**Work required**:
Keep only the lines of the data below that contain "title", and copy them.

**Entries taken from a collection**:
━━━━━━━━━━━━━━━━━━━━
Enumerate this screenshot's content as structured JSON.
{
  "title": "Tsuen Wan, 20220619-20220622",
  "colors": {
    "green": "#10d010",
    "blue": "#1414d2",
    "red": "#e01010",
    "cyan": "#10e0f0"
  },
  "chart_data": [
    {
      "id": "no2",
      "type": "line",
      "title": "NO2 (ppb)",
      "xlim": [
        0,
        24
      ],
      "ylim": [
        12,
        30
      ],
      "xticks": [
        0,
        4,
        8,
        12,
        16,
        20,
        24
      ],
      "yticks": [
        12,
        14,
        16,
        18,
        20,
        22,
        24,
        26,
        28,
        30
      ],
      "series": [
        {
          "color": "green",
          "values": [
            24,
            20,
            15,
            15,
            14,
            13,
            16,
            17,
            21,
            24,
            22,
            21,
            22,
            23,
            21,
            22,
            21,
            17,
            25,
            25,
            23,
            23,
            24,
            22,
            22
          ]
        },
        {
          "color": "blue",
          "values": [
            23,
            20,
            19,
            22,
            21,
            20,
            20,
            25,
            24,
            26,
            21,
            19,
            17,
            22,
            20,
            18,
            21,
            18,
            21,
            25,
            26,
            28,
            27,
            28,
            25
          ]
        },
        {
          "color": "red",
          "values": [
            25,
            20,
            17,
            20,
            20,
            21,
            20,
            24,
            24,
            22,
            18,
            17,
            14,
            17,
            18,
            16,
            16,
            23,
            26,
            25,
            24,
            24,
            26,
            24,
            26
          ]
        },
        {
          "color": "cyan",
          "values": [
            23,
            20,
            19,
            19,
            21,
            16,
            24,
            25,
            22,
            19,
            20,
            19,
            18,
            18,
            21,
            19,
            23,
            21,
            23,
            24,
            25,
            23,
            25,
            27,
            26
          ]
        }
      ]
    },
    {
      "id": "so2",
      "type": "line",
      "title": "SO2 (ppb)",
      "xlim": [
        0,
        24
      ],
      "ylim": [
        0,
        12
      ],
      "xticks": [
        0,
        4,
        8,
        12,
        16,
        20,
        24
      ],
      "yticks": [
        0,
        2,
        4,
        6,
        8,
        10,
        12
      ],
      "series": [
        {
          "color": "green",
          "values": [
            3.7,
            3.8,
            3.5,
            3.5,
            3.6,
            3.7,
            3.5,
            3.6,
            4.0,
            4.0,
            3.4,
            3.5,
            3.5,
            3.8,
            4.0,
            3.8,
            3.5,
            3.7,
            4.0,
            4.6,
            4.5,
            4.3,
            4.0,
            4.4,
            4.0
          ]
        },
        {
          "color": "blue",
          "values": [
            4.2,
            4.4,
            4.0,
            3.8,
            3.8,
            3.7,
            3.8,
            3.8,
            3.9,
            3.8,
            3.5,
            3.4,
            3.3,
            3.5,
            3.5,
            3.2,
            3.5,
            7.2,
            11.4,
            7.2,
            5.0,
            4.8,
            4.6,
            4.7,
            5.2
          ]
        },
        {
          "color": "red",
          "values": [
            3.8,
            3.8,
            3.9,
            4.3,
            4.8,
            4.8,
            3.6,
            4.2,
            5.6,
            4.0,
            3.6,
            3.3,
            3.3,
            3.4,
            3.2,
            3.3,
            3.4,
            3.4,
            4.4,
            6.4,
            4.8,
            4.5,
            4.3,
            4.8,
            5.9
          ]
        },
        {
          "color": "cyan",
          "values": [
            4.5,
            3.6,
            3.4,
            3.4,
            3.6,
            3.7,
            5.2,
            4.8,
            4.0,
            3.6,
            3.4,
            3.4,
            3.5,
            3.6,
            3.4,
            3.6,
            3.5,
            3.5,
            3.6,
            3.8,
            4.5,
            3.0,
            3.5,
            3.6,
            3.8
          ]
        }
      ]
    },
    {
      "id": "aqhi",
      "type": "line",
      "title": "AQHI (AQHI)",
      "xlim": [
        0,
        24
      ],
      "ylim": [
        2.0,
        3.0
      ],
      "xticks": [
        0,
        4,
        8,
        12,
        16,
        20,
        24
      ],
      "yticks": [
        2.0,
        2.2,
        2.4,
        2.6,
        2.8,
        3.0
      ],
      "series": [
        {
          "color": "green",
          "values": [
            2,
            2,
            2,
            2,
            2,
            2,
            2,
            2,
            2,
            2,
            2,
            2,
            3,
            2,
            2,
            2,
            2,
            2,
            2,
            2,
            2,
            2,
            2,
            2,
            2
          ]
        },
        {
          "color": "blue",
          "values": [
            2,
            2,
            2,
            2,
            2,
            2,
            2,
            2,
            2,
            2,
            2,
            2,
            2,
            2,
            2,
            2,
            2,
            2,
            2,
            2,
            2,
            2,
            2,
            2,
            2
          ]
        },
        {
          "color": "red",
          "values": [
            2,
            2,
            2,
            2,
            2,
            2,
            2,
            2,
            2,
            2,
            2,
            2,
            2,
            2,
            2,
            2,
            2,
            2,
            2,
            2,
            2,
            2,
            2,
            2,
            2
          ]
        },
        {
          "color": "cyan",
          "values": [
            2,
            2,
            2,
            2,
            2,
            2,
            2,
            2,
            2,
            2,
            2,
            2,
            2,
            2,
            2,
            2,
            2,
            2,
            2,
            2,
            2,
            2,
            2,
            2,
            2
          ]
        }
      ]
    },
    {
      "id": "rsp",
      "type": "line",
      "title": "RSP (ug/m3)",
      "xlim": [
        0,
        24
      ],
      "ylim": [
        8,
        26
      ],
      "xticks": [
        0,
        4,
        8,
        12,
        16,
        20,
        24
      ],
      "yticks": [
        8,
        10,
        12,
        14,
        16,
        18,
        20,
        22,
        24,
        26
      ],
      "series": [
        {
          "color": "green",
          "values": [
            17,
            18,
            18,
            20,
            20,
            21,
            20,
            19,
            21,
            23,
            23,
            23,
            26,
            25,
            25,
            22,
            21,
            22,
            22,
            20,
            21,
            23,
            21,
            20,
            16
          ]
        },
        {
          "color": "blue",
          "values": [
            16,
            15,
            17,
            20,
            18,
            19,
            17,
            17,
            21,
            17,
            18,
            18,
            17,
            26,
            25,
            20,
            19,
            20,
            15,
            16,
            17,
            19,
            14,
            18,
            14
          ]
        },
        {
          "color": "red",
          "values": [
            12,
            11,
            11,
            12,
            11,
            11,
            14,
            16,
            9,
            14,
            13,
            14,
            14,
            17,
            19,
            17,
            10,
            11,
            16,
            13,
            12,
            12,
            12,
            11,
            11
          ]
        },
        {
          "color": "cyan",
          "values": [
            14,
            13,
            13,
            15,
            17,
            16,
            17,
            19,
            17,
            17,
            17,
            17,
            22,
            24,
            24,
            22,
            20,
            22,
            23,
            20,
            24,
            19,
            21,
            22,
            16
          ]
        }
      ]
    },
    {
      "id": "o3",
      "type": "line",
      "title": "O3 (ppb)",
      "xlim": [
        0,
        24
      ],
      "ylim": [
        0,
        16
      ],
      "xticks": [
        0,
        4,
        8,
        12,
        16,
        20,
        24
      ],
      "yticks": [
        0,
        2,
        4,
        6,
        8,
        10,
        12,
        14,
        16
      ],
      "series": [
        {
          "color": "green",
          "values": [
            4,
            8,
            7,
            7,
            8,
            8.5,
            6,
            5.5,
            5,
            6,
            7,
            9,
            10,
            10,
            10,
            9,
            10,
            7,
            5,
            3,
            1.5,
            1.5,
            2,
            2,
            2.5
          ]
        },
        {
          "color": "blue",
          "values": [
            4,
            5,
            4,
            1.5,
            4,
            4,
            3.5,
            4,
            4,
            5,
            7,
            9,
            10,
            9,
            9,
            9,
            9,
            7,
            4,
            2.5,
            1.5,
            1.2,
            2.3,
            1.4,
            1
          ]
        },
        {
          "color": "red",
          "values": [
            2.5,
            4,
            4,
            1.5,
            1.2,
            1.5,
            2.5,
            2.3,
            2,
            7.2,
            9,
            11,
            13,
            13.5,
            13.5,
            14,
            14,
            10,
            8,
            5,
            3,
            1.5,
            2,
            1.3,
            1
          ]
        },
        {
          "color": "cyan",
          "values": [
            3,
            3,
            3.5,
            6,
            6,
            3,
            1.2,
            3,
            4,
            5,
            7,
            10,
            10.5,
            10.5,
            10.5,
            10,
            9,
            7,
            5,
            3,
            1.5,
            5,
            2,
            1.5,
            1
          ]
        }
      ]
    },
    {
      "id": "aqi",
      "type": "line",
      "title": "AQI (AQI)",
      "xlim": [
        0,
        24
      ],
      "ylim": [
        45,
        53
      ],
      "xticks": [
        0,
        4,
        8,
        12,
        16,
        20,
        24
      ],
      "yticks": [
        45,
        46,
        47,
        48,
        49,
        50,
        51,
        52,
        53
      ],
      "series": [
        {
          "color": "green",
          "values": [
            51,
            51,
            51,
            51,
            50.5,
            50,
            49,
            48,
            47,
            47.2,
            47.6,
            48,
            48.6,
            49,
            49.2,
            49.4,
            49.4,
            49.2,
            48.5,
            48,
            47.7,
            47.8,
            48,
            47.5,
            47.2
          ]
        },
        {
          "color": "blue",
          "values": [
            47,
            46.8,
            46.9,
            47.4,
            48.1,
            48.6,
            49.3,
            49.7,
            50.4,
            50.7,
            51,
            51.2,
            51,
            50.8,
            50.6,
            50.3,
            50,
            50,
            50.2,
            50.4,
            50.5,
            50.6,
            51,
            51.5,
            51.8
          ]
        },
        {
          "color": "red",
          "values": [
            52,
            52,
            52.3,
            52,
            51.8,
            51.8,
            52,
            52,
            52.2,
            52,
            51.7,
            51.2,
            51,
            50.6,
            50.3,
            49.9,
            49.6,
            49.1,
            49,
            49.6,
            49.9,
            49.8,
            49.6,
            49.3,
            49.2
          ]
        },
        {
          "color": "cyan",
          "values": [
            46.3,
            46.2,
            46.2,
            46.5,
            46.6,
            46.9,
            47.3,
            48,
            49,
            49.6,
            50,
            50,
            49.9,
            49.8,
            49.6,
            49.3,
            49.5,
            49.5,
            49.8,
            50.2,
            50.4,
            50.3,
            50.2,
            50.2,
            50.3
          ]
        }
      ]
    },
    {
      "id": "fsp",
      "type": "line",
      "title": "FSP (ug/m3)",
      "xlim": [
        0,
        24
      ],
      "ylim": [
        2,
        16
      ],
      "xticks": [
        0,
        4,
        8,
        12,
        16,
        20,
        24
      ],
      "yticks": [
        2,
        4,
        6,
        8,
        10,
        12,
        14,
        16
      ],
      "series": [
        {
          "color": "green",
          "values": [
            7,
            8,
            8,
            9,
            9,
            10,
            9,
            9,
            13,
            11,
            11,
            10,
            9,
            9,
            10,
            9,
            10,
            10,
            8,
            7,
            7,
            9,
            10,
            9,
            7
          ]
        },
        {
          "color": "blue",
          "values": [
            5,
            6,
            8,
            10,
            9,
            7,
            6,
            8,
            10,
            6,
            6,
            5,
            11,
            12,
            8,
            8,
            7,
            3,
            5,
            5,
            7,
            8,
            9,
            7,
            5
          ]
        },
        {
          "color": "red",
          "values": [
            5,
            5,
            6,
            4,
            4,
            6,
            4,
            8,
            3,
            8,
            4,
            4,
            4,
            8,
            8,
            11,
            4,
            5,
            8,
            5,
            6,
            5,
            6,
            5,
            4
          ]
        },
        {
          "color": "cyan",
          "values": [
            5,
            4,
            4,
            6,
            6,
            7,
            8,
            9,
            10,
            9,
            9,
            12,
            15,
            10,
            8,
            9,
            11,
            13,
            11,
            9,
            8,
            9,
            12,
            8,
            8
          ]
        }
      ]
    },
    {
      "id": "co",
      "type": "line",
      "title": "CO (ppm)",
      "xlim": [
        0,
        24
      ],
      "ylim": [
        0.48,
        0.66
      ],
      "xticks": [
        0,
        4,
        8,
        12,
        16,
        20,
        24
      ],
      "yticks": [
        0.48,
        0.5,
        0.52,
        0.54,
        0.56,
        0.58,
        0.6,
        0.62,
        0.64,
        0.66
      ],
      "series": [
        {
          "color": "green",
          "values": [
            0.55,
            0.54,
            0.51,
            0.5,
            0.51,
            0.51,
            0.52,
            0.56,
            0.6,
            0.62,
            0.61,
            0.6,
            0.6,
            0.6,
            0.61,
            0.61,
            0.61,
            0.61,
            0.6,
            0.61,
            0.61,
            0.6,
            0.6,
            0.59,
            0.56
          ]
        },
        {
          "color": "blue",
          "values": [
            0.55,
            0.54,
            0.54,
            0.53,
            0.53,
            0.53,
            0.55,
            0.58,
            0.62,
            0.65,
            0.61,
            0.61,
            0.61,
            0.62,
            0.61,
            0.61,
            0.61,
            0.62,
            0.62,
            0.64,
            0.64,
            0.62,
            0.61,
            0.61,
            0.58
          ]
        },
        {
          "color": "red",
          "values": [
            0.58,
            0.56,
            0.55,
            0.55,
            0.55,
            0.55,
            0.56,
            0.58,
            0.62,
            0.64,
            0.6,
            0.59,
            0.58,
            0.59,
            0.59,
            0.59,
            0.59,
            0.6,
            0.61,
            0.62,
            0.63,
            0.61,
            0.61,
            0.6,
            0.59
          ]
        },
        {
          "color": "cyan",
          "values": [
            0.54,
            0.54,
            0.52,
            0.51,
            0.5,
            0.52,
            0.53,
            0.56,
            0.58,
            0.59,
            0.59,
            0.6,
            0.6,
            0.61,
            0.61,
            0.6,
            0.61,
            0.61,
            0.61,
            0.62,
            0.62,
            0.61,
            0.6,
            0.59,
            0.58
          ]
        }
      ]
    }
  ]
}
━━━━━━━━━━━━━━━━━━━━
**Reply**:
  "title": "Tsuen Wan, 20220619-20220622",
      "title": "NO2 (ppb)",
      "title": "SO2 (ppb)",
      "title": "AQHI (AQHI)",
      "title": "RSP (ug/m3)",
      "title": "O3 (ppb)",
      "title": "AQI (AQI)",
      "title": "FSP (ug/m3)",
      "title": "CO (ppm)",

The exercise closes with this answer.